Material to process:

----------------

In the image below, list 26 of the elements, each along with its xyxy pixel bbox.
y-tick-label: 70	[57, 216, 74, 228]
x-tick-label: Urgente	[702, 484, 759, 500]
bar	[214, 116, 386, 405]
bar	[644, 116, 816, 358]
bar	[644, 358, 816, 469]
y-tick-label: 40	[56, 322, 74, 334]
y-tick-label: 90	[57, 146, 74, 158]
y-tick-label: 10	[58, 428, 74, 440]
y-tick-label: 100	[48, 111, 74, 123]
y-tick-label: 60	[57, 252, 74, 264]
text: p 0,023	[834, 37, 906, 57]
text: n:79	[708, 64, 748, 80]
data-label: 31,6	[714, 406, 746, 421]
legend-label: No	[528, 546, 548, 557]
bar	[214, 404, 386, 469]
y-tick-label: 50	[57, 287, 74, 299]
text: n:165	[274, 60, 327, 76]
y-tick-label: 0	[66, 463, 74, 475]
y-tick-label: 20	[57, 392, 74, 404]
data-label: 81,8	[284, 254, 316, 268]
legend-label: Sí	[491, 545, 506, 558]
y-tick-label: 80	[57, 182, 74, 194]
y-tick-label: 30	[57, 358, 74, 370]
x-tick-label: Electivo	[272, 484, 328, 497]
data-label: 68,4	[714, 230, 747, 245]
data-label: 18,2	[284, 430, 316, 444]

----------------

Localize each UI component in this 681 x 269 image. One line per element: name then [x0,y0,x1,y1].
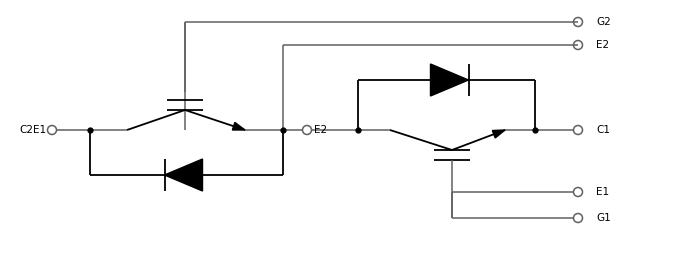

----------------

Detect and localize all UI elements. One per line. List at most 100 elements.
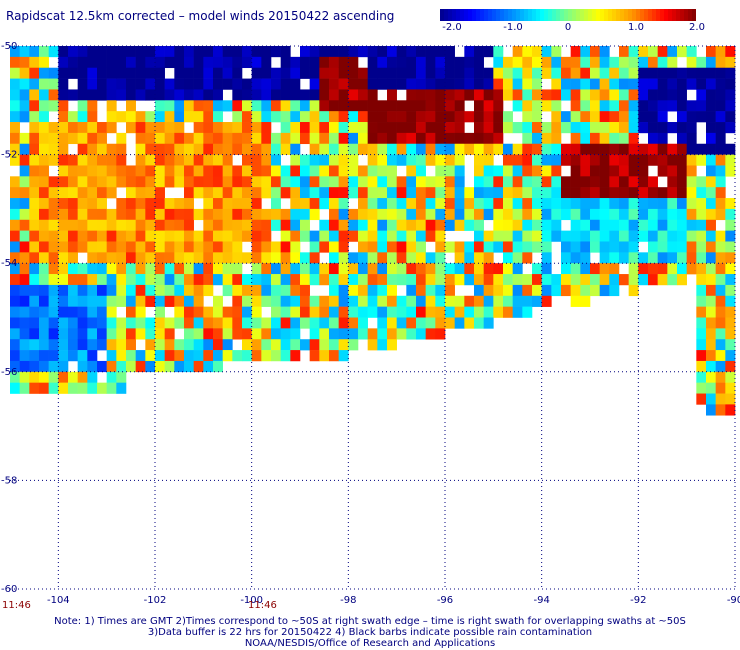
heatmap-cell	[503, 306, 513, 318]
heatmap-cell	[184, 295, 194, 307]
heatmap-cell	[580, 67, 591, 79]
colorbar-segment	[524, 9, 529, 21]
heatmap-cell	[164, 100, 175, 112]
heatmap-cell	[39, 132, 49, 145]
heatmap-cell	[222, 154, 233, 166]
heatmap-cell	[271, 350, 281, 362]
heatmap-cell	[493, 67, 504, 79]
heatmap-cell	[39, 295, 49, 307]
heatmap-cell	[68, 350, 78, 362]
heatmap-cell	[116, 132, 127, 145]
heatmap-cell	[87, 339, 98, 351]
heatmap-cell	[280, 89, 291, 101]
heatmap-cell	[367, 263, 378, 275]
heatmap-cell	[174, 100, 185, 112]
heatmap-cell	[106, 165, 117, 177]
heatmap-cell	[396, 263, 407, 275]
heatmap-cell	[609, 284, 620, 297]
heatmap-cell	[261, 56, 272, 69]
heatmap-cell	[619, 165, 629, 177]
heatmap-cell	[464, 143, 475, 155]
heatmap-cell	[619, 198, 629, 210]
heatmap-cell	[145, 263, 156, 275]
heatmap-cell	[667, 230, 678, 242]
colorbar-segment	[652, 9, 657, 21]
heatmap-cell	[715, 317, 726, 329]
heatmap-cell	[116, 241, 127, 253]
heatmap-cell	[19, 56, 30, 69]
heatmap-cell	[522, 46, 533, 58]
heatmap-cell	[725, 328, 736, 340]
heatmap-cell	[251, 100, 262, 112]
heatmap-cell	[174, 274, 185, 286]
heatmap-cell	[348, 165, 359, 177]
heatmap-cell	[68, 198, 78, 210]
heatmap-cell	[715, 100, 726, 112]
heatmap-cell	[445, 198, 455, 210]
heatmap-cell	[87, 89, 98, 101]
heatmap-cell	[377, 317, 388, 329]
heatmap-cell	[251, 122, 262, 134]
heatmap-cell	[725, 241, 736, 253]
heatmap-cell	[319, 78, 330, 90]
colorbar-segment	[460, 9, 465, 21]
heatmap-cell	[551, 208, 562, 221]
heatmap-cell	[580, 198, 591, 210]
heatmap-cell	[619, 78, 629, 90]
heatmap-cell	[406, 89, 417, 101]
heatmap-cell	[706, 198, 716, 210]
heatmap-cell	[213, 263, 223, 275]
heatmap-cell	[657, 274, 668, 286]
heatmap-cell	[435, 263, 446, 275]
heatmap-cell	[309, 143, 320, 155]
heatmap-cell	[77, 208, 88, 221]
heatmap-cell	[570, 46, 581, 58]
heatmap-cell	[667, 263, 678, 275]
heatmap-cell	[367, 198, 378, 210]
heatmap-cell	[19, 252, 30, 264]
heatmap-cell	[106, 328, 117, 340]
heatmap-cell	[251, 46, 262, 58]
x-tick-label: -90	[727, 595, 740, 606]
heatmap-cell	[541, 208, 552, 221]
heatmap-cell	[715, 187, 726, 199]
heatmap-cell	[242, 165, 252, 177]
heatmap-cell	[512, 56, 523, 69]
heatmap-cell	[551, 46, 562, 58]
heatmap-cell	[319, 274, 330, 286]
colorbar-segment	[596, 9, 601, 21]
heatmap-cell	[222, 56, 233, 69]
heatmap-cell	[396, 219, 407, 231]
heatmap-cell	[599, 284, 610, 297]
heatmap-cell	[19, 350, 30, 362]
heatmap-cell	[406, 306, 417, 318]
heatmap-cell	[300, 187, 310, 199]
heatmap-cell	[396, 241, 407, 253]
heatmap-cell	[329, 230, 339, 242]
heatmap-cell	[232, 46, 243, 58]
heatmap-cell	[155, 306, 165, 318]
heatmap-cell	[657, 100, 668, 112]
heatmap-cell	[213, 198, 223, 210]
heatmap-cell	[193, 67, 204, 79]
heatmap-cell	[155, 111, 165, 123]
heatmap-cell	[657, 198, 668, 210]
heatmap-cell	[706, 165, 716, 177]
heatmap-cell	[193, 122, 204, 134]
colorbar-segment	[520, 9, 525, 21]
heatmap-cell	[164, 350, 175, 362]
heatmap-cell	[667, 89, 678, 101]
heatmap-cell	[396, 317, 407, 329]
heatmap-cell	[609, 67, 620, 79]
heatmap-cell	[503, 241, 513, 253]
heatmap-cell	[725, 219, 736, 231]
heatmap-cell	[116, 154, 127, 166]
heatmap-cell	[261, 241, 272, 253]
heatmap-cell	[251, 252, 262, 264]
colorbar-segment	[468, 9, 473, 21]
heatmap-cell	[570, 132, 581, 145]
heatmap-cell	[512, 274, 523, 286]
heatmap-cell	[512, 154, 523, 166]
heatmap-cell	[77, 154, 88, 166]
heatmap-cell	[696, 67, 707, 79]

----------------

What the exercise asks: Retype the listing starting with the line that contains "Detect and localize" and going on through the line that contains "263, 446, 275]". Leave out the picture.

Result of the task:
Detect and localize all UI elements. One per line. List at most 100 elements.
heatmap-cell	[503, 306, 513, 318]
heatmap-cell	[184, 295, 194, 307]
heatmap-cell	[580, 67, 591, 79]
colorbar-segment	[524, 9, 529, 21]
heatmap-cell	[164, 100, 175, 112]
heatmap-cell	[39, 132, 49, 145]
heatmap-cell	[222, 154, 233, 166]
heatmap-cell	[271, 350, 281, 362]
heatmap-cell	[493, 67, 504, 79]
heatmap-cell	[39, 295, 49, 307]
heatmap-cell	[68, 350, 78, 362]
heatmap-cell	[116, 132, 127, 145]
heatmap-cell	[87, 339, 98, 351]
heatmap-cell	[280, 89, 291, 101]
heatmap-cell	[367, 263, 378, 275]
heatmap-cell	[174, 100, 185, 112]
heatmap-cell	[106, 165, 117, 177]
heatmap-cell	[396, 263, 407, 275]
heatmap-cell	[609, 284, 620, 297]
heatmap-cell	[261, 56, 272, 69]
heatmap-cell	[619, 165, 629, 177]
heatmap-cell	[464, 143, 475, 155]
heatmap-cell	[619, 198, 629, 210]
heatmap-cell	[145, 263, 156, 275]
heatmap-cell	[667, 230, 678, 242]
colorbar-segment	[652, 9, 657, 21]
heatmap-cell	[715, 317, 726, 329]
heatmap-cell	[116, 241, 127, 253]
heatmap-cell	[19, 56, 30, 69]
heatmap-cell	[522, 46, 533, 58]
heatmap-cell	[725, 328, 736, 340]
heatmap-cell	[251, 100, 262, 112]
heatmap-cell	[174, 274, 185, 286]
heatmap-cell	[348, 165, 359, 177]
heatmap-cell	[68, 198, 78, 210]
heatmap-cell	[715, 100, 726, 112]
heatmap-cell	[445, 198, 455, 210]
heatmap-cell	[87, 89, 98, 101]
heatmap-cell	[377, 317, 388, 329]
heatmap-cell	[251, 122, 262, 134]
heatmap-cell	[725, 241, 736, 253]
heatmap-cell	[319, 78, 330, 90]
colorbar-segment	[460, 9, 465, 21]
heatmap-cell	[551, 208, 562, 221]
heatmap-cell	[580, 198, 591, 210]
heatmap-cell	[619, 78, 629, 90]
heatmap-cell	[406, 89, 417, 101]
heatmap-cell	[706, 198, 716, 210]
heatmap-cell	[213, 263, 223, 275]
heatmap-cell	[657, 274, 668, 286]
heatmap-cell	[435, 263, 446, 275]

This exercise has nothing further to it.